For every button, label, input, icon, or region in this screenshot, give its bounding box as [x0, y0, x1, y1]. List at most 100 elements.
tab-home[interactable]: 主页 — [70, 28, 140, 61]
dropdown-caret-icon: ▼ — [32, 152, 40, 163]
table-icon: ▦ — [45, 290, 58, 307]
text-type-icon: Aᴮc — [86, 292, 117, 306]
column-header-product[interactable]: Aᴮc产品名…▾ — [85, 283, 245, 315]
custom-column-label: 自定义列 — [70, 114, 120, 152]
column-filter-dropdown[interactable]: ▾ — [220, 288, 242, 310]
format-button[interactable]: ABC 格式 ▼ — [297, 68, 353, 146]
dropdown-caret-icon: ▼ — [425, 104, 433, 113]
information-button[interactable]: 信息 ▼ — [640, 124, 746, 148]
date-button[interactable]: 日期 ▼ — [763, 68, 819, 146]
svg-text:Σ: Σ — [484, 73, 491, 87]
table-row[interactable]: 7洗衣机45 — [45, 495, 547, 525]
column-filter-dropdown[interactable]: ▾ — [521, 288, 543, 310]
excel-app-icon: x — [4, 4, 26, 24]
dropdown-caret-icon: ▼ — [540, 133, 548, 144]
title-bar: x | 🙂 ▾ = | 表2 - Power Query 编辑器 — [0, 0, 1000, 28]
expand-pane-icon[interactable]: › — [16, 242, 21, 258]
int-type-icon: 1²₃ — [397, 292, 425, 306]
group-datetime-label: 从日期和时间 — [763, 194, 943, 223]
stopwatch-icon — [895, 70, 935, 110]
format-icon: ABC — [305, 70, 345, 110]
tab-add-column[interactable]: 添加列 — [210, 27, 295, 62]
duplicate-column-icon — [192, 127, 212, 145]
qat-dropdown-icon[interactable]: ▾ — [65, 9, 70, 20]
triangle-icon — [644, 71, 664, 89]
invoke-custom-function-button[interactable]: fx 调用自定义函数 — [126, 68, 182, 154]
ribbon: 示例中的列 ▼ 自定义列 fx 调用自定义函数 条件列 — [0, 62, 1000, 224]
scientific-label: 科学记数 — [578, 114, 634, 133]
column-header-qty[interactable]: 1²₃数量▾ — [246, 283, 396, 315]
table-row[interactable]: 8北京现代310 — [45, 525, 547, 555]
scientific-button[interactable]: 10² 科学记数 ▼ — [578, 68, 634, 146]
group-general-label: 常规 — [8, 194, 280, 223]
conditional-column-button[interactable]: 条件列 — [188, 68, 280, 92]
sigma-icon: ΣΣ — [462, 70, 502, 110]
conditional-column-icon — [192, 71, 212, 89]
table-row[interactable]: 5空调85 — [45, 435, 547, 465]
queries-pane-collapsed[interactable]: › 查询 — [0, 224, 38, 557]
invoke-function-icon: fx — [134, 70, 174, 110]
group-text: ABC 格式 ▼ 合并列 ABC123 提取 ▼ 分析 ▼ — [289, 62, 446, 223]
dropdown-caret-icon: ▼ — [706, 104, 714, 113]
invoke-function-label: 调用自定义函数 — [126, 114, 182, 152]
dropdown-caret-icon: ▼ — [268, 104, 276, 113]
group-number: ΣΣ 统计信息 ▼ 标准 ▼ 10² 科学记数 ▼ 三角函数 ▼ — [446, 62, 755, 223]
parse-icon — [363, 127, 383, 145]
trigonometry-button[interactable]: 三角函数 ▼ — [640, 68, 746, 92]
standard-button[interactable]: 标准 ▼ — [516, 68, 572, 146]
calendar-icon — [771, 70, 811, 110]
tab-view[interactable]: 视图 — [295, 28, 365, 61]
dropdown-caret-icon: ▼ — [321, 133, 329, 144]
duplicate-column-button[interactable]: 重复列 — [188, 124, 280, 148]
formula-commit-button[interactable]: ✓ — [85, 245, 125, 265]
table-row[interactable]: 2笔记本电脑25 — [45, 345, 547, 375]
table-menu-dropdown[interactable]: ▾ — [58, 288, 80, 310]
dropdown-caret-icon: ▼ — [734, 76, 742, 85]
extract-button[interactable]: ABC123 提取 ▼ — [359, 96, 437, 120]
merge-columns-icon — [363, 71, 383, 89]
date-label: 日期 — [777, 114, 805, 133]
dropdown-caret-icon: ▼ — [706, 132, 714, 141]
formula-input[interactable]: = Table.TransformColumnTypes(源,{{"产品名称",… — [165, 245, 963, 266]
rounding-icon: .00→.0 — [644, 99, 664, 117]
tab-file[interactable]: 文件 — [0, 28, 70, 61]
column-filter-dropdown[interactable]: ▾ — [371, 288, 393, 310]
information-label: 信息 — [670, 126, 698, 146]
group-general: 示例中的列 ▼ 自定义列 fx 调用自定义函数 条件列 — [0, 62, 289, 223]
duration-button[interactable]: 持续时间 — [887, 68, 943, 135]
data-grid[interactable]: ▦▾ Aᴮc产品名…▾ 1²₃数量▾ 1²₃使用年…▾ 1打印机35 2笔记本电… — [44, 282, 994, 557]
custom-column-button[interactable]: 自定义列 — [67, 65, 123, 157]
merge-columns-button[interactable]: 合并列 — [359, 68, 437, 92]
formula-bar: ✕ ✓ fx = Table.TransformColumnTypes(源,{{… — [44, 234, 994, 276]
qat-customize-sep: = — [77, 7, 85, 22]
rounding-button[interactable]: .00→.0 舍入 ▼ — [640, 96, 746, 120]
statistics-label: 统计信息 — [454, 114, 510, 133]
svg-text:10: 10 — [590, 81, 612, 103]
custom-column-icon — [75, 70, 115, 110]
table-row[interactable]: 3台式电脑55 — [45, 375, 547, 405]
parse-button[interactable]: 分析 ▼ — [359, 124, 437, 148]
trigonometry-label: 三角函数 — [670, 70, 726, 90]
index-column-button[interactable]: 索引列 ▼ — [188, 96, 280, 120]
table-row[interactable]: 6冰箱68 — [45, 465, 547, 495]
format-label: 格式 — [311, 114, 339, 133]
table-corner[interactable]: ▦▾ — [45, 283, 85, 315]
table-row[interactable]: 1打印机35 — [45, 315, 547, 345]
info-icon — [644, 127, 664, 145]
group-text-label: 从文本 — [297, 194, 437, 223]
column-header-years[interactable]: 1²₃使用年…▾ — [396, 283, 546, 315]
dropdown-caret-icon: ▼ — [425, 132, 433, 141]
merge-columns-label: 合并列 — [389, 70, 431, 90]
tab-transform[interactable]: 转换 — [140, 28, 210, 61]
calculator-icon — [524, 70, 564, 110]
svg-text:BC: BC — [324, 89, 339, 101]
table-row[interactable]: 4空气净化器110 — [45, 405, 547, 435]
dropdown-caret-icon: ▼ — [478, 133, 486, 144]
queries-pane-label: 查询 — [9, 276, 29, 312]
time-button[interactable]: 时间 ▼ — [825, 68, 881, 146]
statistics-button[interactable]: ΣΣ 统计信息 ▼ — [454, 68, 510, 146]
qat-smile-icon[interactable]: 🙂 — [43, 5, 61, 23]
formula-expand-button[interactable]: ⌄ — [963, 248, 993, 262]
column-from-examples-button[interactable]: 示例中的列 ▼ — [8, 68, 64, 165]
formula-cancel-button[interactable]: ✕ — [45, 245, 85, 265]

= SHORT TASK =
Reproduce the listing above line for line, without any changes.

= TASK RESULT =
For every button, label, input, icon, or region in this screenshot, give its bounding box as [x0, y0, x1, y1]. List at most 100 elements.
tab-home[interactable]: 主页 — [70, 28, 140, 61]
dropdown-caret-icon: ▼ — [32, 152, 40, 163]
table-icon: ▦ — [45, 290, 58, 307]
text-type-icon: Aᴮc — [86, 292, 117, 306]
column-header-product[interactable]: Aᴮc产品名…▾ — [85, 283, 245, 315]
custom-column-label: 自定义列 — [70, 114, 120, 152]
column-filter-dropdown[interactable]: ▾ — [220, 288, 242, 310]
format-button[interactable]: ABC 格式 ▼ — [297, 68, 353, 146]
dropdown-caret-icon: ▼ — [425, 104, 433, 113]
information-button[interactable]: 信息 ▼ — [640, 124, 746, 148]
date-button[interactable]: 日期 ▼ — [763, 68, 819, 146]
svg-text:Σ: Σ — [484, 73, 491, 87]
table-row[interactable]: 7洗衣机45 — [45, 495, 547, 525]
column-filter-dropdown[interactable]: ▾ — [521, 288, 543, 310]
excel-app-icon: x — [4, 4, 26, 24]
dropdown-caret-icon: ▼ — [540, 133, 548, 144]
title-bar: x | 🙂 ▾ = | 表2 - Power Query 编辑器 — [0, 0, 1000, 28]
expand-pane-icon[interactable]: › — [16, 242, 21, 258]
int-type-icon: 1²₃ — [397, 292, 425, 306]
group-datetime-label: 从日期和时间 — [763, 194, 943, 223]
stopwatch-icon — [895, 70, 935, 110]
format-icon: ABC — [305, 70, 345, 110]
tab-add-column[interactable]: 添加列 — [210, 27, 295, 62]
duplicate-column-icon — [192, 127, 212, 145]
qat-dropdown-icon[interactable]: ▾ — [65, 9, 70, 20]
triangle-icon — [644, 71, 664, 89]
invoke-custom-function-button[interactable]: fx 调用自定义函数 — [126, 68, 182, 154]
ribbon: 示例中的列 ▼ 自定义列 fx 调用自定义函数 条件列 — [0, 62, 1000, 224]
scientific-label: 科学记数 — [578, 114, 634, 133]
column-header-qty[interactable]: 1²₃数量▾ — [246, 283, 396, 315]
table-row[interactable]: 8北京现代310 — [45, 525, 547, 555]
scientific-button[interactable]: 10² 科学记数 ▼ — [578, 68, 634, 146]
group-general-label: 常规 — [8, 194, 280, 223]
conditional-column-button[interactable]: 条件列 — [188, 68, 280, 92]
sigma-icon: ΣΣ — [462, 70, 502, 110]
conditional-column-icon — [192, 71, 212, 89]
table-row[interactable]: 5空调85 — [45, 435, 547, 465]
queries-pane-collapsed[interactable]: › 查询 — [0, 224, 38, 557]
invoke-function-icon: fx — [134, 70, 174, 110]
group-text: ABC 格式 ▼ 合并列 ABC123 提取 ▼ 分析 ▼ — [289, 62, 446, 223]
dropdown-caret-icon: ▼ — [706, 104, 714, 113]
invoke-function-label: 调用自定义函数 — [126, 114, 182, 152]
dropdown-caret-icon: ▼ — [268, 104, 276, 113]
group-number: ΣΣ 统计信息 ▼ 标准 ▼ 10² 科学记数 ▼ 三角函数 ▼ — [446, 62, 755, 223]
parse-icon — [363, 127, 383, 145]
trigonometry-button[interactable]: 三角函数 ▼ — [640, 68, 746, 92]
standard-button[interactable]: 标准 ▼ — [516, 68, 572, 146]
calendar-icon — [771, 70, 811, 110]
tab-view[interactable]: 视图 — [295, 28, 365, 61]
dropdown-caret-icon: ▼ — [321, 133, 329, 144]
duplicate-column-button[interactable]: 重复列 — [188, 124, 280, 148]
formula-commit-button[interactable]: ✓ — [85, 245, 125, 265]
table-row[interactable]: 2笔记本电脑25 — [45, 345, 547, 375]
table-menu-dropdown[interactable]: ▾ — [58, 288, 80, 310]
dropdown-caret-icon: ▼ — [734, 76, 742, 85]
extract-button[interactable]: ABC123 提取 ▼ — [359, 96, 437, 120]
merge-columns-icon — [363, 71, 383, 89]
date-label: 日期 — [777, 114, 805, 133]
dropdown-caret-icon: ▼ — [706, 132, 714, 141]
formula-input[interactable]: = Table.TransformColumnTypes(源,{{"产品名称",… — [165, 245, 963, 266]
rounding-icon: .00→.0 — [644, 99, 664, 117]
tab-file[interactable]: 文件 — [0, 28, 70, 61]
column-filter-dropdown[interactable]: ▾ — [371, 288, 393, 310]
information-label: 信息 — [670, 126, 698, 146]
group-general: 示例中的列 ▼ 自定义列 fx 调用自定义函数 条件列 — [0, 62, 289, 223]
duration-button[interactable]: 持续时间 — [887, 68, 943, 135]
data-grid[interactable]: ▦▾ Aᴮc产品名…▾ 1²₃数量▾ 1²₃使用年…▾ 1打印机35 2笔记本电… — [44, 282, 994, 557]
custom-column-button[interactable]: 自定义列 — [67, 65, 123, 157]
merge-columns-button[interactable]: 合并列 — [359, 68, 437, 92]
formula-bar: ✕ ✓ fx = Table.TransformColumnTypes(源,{{… — [44, 234, 994, 276]
qat-customize-sep: = — [77, 7, 85, 22]
rounding-button[interactable]: .00→.0 舍入 ▼ — [640, 96, 746, 120]
statistics-label: 统计信息 — [454, 114, 510, 133]
svg-text:10: 10 — [590, 81, 612, 103]
custom-column-icon — [75, 70, 115, 110]
table-row[interactable]: 3台式电脑55 — [45, 375, 547, 405]
parse-button[interactable]: 分析 ▼ — [359, 124, 437, 148]
trigonometry-label: 三角函数 — [670, 70, 726, 90]
index-column-button[interactable]: 索引列 ▼ — [188, 96, 280, 120]
table-row[interactable]: 6冰箱68 — [45, 465, 547, 495]
format-label: 格式 — [311, 114, 339, 133]
table-corner[interactable]: ▦▾ — [45, 283, 85, 315]
table-row[interactable]: 1打印机35 — [45, 315, 547, 345]
info-icon — [644, 127, 664, 145]
group-text-label: 从文本 — [297, 194, 437, 223]
column-header-years[interactable]: 1²₃使用年…▾ — [396, 283, 546, 315]
dropdown-caret-icon: ▼ — [425, 132, 433, 141]
merge-columns-label: 合并列 — [389, 70, 431, 90]
tab-transform[interactable]: 转换 — [140, 28, 210, 61]
calculator-icon — [524, 70, 564, 110]
svg-text:BC: BC — [324, 89, 339, 101]
table-row[interactable]: 4空气净化器110 — [45, 405, 547, 435]
dropdown-caret-icon: ▼ — [478, 133, 486, 144]
queries-pane-label: 查询 — [9, 276, 29, 312]
time-button[interactable]: 时间 ▼ — [825, 68, 881, 146]
statistics-button[interactable]: ΣΣ 统计信息 ▼ — [454, 68, 510, 146]
qat-smile-icon[interactable]: 🙂 — [43, 5, 61, 23]
formula-expand-button[interactable]: ⌄ — [963, 248, 993, 262]
column-from-examples-button[interactable]: 示例中的列 ▼ — [8, 68, 64, 165]
formula-cancel-button[interactable]: ✕ — [45, 245, 85, 265]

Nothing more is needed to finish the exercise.